Provided records ->
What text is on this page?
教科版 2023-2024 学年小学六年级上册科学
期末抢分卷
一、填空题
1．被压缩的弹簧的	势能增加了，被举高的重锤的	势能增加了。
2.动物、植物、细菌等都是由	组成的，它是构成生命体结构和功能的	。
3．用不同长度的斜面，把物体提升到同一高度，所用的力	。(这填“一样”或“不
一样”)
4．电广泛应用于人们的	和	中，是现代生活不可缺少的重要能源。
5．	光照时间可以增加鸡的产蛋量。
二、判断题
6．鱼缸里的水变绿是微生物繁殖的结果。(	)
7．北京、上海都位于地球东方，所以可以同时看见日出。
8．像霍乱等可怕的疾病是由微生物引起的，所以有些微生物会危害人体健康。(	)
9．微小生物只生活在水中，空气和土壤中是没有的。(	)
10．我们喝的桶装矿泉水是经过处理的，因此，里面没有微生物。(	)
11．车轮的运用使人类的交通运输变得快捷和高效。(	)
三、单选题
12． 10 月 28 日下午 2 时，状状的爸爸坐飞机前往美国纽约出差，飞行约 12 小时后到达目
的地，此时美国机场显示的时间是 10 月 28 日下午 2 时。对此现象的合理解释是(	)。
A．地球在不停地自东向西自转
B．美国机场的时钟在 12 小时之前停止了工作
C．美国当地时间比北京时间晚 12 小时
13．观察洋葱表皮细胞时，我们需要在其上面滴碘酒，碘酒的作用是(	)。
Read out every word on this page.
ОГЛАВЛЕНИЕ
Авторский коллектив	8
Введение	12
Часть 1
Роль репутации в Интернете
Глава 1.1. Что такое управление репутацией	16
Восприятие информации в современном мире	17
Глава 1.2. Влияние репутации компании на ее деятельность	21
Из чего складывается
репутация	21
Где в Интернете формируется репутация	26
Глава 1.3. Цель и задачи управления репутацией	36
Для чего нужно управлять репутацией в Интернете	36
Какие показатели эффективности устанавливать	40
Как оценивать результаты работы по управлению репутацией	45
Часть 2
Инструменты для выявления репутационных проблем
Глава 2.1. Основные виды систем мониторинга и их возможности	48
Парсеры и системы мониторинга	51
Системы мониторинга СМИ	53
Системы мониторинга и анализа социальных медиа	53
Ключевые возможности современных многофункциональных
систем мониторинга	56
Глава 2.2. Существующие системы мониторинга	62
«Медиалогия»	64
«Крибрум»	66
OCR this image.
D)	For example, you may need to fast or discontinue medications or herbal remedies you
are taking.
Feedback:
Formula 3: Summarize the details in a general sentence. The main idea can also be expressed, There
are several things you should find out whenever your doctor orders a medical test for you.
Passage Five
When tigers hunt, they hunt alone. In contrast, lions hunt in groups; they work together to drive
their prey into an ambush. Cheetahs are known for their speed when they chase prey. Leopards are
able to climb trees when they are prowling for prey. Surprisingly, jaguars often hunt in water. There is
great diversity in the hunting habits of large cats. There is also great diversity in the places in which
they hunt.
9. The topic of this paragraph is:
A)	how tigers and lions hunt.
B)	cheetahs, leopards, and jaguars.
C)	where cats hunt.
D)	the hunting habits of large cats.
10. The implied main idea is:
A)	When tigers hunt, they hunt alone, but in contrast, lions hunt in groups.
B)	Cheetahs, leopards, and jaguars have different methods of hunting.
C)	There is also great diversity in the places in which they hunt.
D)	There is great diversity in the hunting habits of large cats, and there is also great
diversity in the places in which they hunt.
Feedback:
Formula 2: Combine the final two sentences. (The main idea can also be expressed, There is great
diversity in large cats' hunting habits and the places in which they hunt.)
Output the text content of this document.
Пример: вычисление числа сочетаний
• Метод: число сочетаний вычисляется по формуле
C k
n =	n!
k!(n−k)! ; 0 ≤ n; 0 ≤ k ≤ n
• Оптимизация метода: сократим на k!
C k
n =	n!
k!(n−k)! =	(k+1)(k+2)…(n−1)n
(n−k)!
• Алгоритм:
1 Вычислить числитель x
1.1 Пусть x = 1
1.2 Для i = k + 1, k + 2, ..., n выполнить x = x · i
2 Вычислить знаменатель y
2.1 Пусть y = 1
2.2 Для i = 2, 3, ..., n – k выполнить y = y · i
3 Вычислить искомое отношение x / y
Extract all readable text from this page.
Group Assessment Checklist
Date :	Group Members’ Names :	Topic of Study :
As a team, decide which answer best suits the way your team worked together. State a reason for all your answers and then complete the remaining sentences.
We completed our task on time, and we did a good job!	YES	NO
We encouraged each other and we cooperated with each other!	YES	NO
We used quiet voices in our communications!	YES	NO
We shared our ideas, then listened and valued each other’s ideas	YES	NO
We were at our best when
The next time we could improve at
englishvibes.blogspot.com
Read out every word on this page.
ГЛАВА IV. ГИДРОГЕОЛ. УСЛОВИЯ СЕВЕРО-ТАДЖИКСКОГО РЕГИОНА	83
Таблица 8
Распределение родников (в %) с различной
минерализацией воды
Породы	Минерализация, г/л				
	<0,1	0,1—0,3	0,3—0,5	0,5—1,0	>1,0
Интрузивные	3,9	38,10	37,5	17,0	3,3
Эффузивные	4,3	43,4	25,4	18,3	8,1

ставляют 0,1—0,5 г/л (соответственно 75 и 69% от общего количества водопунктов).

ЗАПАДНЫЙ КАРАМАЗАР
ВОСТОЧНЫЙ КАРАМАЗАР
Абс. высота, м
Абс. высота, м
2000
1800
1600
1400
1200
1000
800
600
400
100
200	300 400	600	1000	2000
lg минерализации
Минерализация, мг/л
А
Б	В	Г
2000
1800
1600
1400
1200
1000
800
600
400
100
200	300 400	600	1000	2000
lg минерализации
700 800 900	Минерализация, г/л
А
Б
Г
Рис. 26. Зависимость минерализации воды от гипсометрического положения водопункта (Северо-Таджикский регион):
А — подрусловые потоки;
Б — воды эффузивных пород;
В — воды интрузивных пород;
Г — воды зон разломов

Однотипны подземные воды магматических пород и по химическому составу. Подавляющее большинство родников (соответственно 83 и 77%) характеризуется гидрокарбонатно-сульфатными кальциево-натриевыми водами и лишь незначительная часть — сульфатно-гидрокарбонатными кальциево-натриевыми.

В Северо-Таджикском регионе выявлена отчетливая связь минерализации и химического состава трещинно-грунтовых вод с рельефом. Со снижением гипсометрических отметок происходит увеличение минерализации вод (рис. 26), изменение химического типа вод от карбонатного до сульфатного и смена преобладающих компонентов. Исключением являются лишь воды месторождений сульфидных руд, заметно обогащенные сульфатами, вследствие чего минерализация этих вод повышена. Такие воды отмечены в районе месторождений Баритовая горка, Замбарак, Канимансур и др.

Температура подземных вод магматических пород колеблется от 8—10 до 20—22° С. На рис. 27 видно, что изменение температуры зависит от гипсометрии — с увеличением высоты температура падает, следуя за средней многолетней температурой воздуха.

What is being asked ->
Extract the full listing above without alteration.

Answer to this exercise ->
What text is on this page?
教科版 2023-2024 学年小学六年级上册科学
期末抢分卷
一、填空题
1．被压缩的弹簧的	势能增加了，被举高的重锤的	势能增加了。
2.动物、植物、细菌等都是由	组成的，它是构成生命体结构和功能的	。
3．用不同长度的斜面，把物体提升到同一高度，所用的力	。(这填“一样”或“不
一样”)
4．电广泛应用于人们的	和	中，是现代生活不可缺少的重要能源。
5．	光照时间可以增加鸡的产蛋量。
二、判断题
6．鱼缸里的水变绿是微生物繁殖的结果。(	)
7．北京、上海都位于地球东方，所以可以同时看见日出。
8．像霍乱等可怕的疾病是由微生物引起的，所以有些微生物会危害人体健康。(	)
9．微小生物只生活在水中，空气和土壤中是没有的。(	)
10．我们喝的桶装矿泉水是经过处理的，因此，里面没有微生物。(	)
11．车轮的运用使人类的交通运输变得快捷和高效。(	)
三、单选题
12． 10 月 28 日下午 2 时，状状的爸爸坐飞机前往美国纽约出差，飞行约 12 小时后到达目
的地，此时美国机场显示的时间是 10 月 28 日下午 2 时。对此现象的合理解释是(	)。
A．地球在不停地自东向西自转
B．美国机场的时钟在 12 小时之前停止了工作
C．美国当地时间比北京时间晚 12 小时
13．观察洋葱表皮细胞时，我们需要在其上面滴碘酒，碘酒的作用是(	)。
Read out every word on this page.
ОГЛАВЛЕНИЕ
Авторский коллектив	8
Введение	12
Часть 1
Роль репутации в Интернете
Глава 1.1. Что такое управление репутацией	16
Восприятие информации в современном мире	17
Глава 1.2. Влияние репутации компании на ее деятельность	21
Из чего складывается
репутация	21
Где в Интернете формируется репутация	26
Глава 1.3. Цель и задачи управления репутацией	36
Для чего нужно управлять репутацией в Интернете	36
Какие показатели эффективности устанавливать	40
Как оценивать результаты работы по управлению репутацией	45
Часть 2
Инструменты для выявления репутационных проблем
Глава 2.1. Основные виды систем мониторинга и их возможности	48
Парсеры и системы мониторинга	51
Системы мониторинга СМИ	53
Системы мониторинга и анализа социальных медиа	53
Ключевые возможности современных многофункциональных
систем мониторинга	56
Глава 2.2. Существующие системы мониторинга	62
«Медиалогия»	64
«Крибрум»	66
OCR this image.
D)	For example, you may need to fast or discontinue medications or herbal remedies you
are taking.
Feedback:
Formula 3: Summarize the details in a general sentence. The main idea can also be expressed, There
are several things you should find out whenever your doctor orders a medical test for you.
Passage Five
When tigers hunt, they hunt alone. In contrast, lions hunt in groups; they work together to drive
their prey into an ambush. Cheetahs are known for their speed when they chase prey. Leopards are
able to climb trees when they are prowling for prey. Surprisingly, jaguars often hunt in water. There is
great diversity in the hunting habits of large cats. There is also great diversity in the places in which
they hunt.
9. The topic of this paragraph is:
A)	how tigers and lions hunt.
B)	cheetahs, leopards, and jaguars.
C)	where cats hunt.
D)	the hunting habits of large cats.
10. The implied main idea is:
A)	When tigers hunt, they hunt alone, but in contrast, lions hunt in groups.
B)	Cheetahs, leopards, and jaguars have different methods of hunting.
C)	There is also great diversity in the places in which they hunt.
D)	There is great diversity in the hunting habits of large cats, and there is also great
diversity in the places in which they hunt.
Feedback:
Formula 2: Combine the final two sentences. (The main idea can also be expressed, There is great
diversity in large cats' hunting habits and the places in which they hunt.)
Output the text content of this document.
Пример: вычисление числа сочетаний
• Метод: число сочетаний вычисляется по формуле
C k
n =	n!
k!(n−k)! ; 0 ≤ n; 0 ≤ k ≤ n
• Оптимизация метода: сократим на k!
C k
n =	n!
k!(n−k)! =	(k+1)(k+2)…(n−1)n
(n−k)!
• Алгоритм:
1 Вычислить числитель x
1.1 Пусть x = 1
1.2 Для i = k + 1, k + 2, ..., n выполнить x = x · i
2 Вычислить знаменатель y
2.1 Пусть y = 1
2.2 Для i = 2, 3, ..., n – k выполнить y = y · i
3 Вычислить искомое отношение x / y
Extract all readable text from this page.
Group Assessment Checklist
Date :	Group Members’ Names :	Topic of Study :
As a team, decide which answer best suits the way your team worked together. State a reason for all your answers and then complete the remaining sentences.
We completed our task on time, and we did a good job!	YES	NO
We encouraged each other and we cooperated with each other!	YES	NO
We used quiet voices in our communications!	YES	NO
We shared our ideas, then listened and valued each other’s ideas	YES	NO
We were at our best when
The next time we could improve at
englishvibes.blogspot.com
Read out every word on this page.
ГЛАВА IV. ГИДРОГЕОЛ. УСЛОВИЯ СЕВЕРО-ТАДЖИКСКОГО РЕГИОНА	83
Таблица 8
Распределение родников (в %) с различной
минерализацией воды
Породы	Минерализация, г/л				
	<0,1	0,1—0,3	0,3—0,5	0,5—1,0	>1,0
Интрузивные	3,9	38,10	37,5	17,0	3,3
Эффузивные	4,3	43,4	25,4	18,3	8,1

ставляют 0,1—0,5 г/л (соответственно 75 и 69% от общего количества водопунктов).

ЗАПАДНЫЙ КАРАМАЗАР
ВОСТОЧНЫЙ КАРАМАЗАР
Абс. высота, м
Абс. высота, м
2000
1800
1600
1400
1200
1000
800
600
400
100
200	300 400	600	1000	2000
lg минерализации
Минерализация, мг/л
А
Б	В	Г
2000
1800
1600
1400
1200
1000
800
600
400
100
200	300 400	600	1000	2000
lg минерализации
700 800 900	Минерализация, г/л
А
Б
Г
Рис. 26. Зависимость минерализации воды от гипсометрического положения водопункта (Северо-Таджикский регион):
А — подрусловые потоки;
Б — воды эффузивных пород;
В — воды интрузивных пород;
Г — воды зон разломов

Однотипны подземные воды магматических пород и по химическому составу. Подавляющее большинство родников (соответственно 83 и 77%) характеризуется гидрокарбонатно-сульфатными кальциево-натриевыми водами и лишь незначительная часть — сульфатно-гидрокарбонатными кальциево-натриевыми.

В Северо-Таджикском регионе выявлена отчетливая связь минерализации и химического состава трещинно-грунтовых вод с рельефом. Со снижением гипсометрических отметок происходит увеличение минерализации вод (рис. 26), изменение химического типа вод от карбонатного до сульфатного и смена преобладающих компонентов. Исключением являются лишь воды месторождений сульфидных руд, заметно обогащенные сульфатами, вследствие чего минерализация этих вод повышена. Такие воды отмечены в районе месторождений Баритовая горка, Замбарак, Канимансур и др.

Температура подземных вод магматических пород колеблется от 8—10 до 20—22° С. На рис. 27 видно, что изменение температуры зависит от гипсометрии — с увеличением высоты температура падает, следуя за средней многолетней температурой воздуха.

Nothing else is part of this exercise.